_Prompt_. Your task is to print the material below exactly as presented.

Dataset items
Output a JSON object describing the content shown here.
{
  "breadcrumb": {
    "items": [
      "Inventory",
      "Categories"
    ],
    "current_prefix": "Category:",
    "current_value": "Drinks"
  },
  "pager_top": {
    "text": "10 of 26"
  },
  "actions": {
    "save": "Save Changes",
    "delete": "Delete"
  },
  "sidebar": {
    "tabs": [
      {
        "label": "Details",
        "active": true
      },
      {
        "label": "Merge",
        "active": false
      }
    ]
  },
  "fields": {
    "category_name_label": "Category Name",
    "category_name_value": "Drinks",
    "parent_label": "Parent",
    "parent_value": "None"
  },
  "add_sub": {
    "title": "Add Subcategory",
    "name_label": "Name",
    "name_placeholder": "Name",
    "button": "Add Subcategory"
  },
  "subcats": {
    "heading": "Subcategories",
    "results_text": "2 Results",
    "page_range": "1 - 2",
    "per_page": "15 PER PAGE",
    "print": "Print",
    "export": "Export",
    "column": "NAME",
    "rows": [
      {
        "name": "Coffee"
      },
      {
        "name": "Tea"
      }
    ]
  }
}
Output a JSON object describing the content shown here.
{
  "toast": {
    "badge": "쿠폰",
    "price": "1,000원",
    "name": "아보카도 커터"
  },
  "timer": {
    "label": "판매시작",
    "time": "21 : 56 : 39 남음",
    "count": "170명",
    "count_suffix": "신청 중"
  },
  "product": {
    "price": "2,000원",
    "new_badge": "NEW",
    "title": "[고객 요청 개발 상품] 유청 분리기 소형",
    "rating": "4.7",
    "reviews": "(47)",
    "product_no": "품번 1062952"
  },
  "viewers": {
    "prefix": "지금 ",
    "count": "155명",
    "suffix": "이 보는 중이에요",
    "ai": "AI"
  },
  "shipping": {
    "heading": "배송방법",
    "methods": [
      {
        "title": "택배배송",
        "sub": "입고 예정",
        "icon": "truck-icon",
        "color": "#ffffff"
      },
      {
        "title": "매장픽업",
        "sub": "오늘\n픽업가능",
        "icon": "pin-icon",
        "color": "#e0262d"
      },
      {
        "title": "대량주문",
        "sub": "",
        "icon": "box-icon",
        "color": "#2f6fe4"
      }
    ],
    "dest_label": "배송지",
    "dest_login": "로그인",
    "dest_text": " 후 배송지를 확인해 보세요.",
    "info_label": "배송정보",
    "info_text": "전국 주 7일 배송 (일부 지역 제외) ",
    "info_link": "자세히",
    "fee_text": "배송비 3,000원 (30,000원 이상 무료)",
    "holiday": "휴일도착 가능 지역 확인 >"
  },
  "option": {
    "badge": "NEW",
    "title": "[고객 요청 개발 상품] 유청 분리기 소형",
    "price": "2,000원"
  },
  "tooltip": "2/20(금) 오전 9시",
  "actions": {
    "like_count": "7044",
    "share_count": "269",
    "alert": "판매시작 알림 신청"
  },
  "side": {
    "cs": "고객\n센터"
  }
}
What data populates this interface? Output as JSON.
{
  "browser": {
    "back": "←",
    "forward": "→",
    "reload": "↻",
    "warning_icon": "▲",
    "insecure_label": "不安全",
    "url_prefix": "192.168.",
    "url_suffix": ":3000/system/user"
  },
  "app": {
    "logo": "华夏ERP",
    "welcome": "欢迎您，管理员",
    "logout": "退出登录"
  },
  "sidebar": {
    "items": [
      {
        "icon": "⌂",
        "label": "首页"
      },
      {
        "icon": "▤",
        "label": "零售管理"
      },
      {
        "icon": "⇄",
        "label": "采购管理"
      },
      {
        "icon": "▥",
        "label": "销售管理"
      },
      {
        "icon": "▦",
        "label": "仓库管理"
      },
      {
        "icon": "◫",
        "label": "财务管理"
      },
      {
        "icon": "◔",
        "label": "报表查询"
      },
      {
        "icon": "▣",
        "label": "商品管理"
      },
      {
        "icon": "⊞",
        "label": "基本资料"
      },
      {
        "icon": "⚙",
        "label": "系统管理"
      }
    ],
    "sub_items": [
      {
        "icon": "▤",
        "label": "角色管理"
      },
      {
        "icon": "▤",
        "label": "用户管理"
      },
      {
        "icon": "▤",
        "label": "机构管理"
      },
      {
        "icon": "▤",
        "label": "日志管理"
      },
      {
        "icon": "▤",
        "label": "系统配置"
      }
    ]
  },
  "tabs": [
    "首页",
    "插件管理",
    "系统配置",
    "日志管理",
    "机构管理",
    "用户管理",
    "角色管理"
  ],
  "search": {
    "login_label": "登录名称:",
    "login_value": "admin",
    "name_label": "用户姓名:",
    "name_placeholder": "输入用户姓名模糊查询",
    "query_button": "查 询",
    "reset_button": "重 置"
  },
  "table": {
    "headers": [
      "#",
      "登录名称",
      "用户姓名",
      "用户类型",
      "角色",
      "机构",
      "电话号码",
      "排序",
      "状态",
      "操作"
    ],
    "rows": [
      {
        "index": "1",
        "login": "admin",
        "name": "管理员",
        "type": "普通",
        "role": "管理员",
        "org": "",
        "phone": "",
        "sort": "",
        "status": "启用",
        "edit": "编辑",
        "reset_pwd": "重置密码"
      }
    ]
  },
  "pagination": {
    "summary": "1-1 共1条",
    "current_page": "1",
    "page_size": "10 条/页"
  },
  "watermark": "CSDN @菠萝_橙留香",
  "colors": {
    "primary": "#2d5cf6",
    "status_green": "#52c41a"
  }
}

_Answer in full_.
Output a JSON object describing the content shown here.
{
  "breadcrumb": {
    "items": [
      "Inventory",
      "Categories"
    ],
    "current_prefix": "Category:",
    "current_value": "Drinks"
  },
  "pager_top": {
    "text": "10 of 26"
  },
  "actions": {
    "save": "Save Changes",
    "delete": "Delete"
  },
  "sidebar": {
    "tabs": [
      {
        "label": "Details",
        "active": true
      },
      {
        "label": "Merge",
        "active": false
      }
    ]
  },
  "fields": {
    "category_name_label": "Category Name",
    "category_name_value": "Drinks",
    "parent_label": "Parent",
    "parent_value": "None"
  },
  "add_sub": {
    "title": "Add Subcategory",
    "name_label": "Name",
    "name_placeholder": "Name",
    "button": "Add Subcategory"
  },
  "subcats": {
    "heading": "Subcategories",
    "results_text": "2 Results",
    "page_range": "1 - 2",
    "per_page": "15 PER PAGE",
    "print": "Print",
    "export": "Export",
    "column": "NAME",
    "rows": [
      {
        "name": "Coffee"
      },
      {
        "name": "Tea"
      }
    ]
  }
}
Output a JSON object describing the content shown here.
{
  "toast": {
    "badge": "쿠폰",
    "price": "1,000원",
    "name": "아보카도 커터"
  },
  "timer": {
    "label": "판매시작",
    "time": "21 : 56 : 39 남음",
    "count": "170명",
    "count_suffix": "신청 중"
  },
  "product": {
    "price": "2,000원",
    "new_badge": "NEW",
    "title": "[고객 요청 개발 상품] 유청 분리기 소형",
    "rating": "4.7",
    "reviews": "(47)",
    "product_no": "품번 1062952"
  },
  "viewers": {
    "prefix": "지금 ",
    "count": "155명",
    "suffix": "이 보는 중이에요",
    "ai": "AI"
  },
  "shipping": {
    "heading": "배송방법",
    "methods": [
      {
        "title": "택배배송",
        "sub": "입고 예정",
        "icon": "truck-icon",
        "color": "#ffffff"
      },
      {
        "title": "매장픽업",
        "sub": "오늘\n픽업가능",
        "icon": "pin-icon",
        "color": "#e0262d"
      },
      {
        "title": "대량주문",
        "sub": "",
        "icon": "box-icon",
        "color": "#2f6fe4"
      }
    ],
    "dest_label": "배송지",
    "dest_login": "로그인",
    "dest_text": " 후 배송지를 확인해 보세요.",
    "info_label": "배송정보",
    "info_text": "전국 주 7일 배송 (일부 지역 제외) ",
    "info_link": "자세히",
    "fee_text": "배송비 3,000원 (30,000원 이상 무료)",
    "holiday": "휴일도착 가능 지역 확인 >"
  },
  "option": {
    "badge": "NEW",
    "title": "[고객 요청 개발 상품] 유청 분리기 소형",
    "price": "2,000원"
  },
  "tooltip": "2/20(금) 오전 9시",
  "actions": {
    "like_count": "7044",
    "share_count": "269",
    "alert": "판매시작 알림 신청"
  },
  "side": {
    "cs": "고객\n센터"
  }
}
What data populates this interface? Output as JSON.
{
  "browser": {
    "back": "←",
    "forward": "→",
    "reload": "↻",
    "warning_icon": "▲",
    "insecure_label": "不安全",
    "url_prefix": "192.168.",
    "url_suffix": ":3000/system/user"
  },
  "app": {
    "logo": "华夏ERP",
    "welcome": "欢迎您，管理员",
    "logout": "退出登录"
  },
  "sidebar": {
    "items": [
      {
        "icon": "⌂",
        "label": "首页"
      },
      {
        "icon": "▤",
        "label": "零售管理"
      },
      {
        "icon": "⇄",
        "label": "采购管理"
      },
      {
        "icon": "▥",
        "label": "销售管理"
      },
      {
        "icon": "▦",
        "label": "仓库管理"
      },
      {
        "icon": "◫",
        "label": "财务管理"
      },
      {
        "icon": "◔",
        "label": "报表查询"
      },
      {
        "icon": "▣",
        "label": "商品管理"
      },
      {
        "icon": "⊞",
        "label": "基本资料"
      },
      {
        "icon": "⚙",
        "label": "系统管理"
      }
    ],
    "sub_items": [
      {
        "icon": "▤",
        "label": "角色管理"
      },
      {
        "icon": "▤",
        "label": "用户管理"
      },
      {
        "icon": "▤",
        "label": "机构管理"
      },
      {
        "icon": "▤",
        "label": "日志管理"
      },
      {
        "icon": "▤",
        "label": "系统配置"
      }
    ]
  },
  "tabs": [
    "首页",
    "插件管理",
    "系统配置",
    "日志管理",
    "机构管理",
    "用户管理",
    "角色管理"
  ],
  "search": {
    "login_label": "登录名称:",
    "login_value": "admin",
    "name_label": "用户姓名:",
    "name_placeholder": "输入用户姓名模糊查询",
    "query_button": "查 询",
    "reset_button": "重 置"
  },
  "table": {
    "headers": [
      "#",
      "登录名称",
      "用户姓名",
      "用户类型",
      "角色",
      "机构",
      "电话号码",
      "排序",
      "状态",
      "操作"
    ],
    "rows": [
      {
        "index": "1",
        "login": "admin",
        "name": "管理员",
        "type": "普通",
        "role": "管理员",
        "org": "",
        "phone": "",
        "sort": "",
        "status": "启用",
        "edit": "编辑",
        "reset_pwd": "重置密码"
      }
    ]
  },
  "pagination": {
    "summary": "1-1 共1条",
    "current_page": "1",
    "page_size": "10 条/页"
  },
  "watermark": "CSDN @菠萝_橙留香",
  "colors": {
    "primary": "#2d5cf6",
    "status_green": "#52c41a"
  }
}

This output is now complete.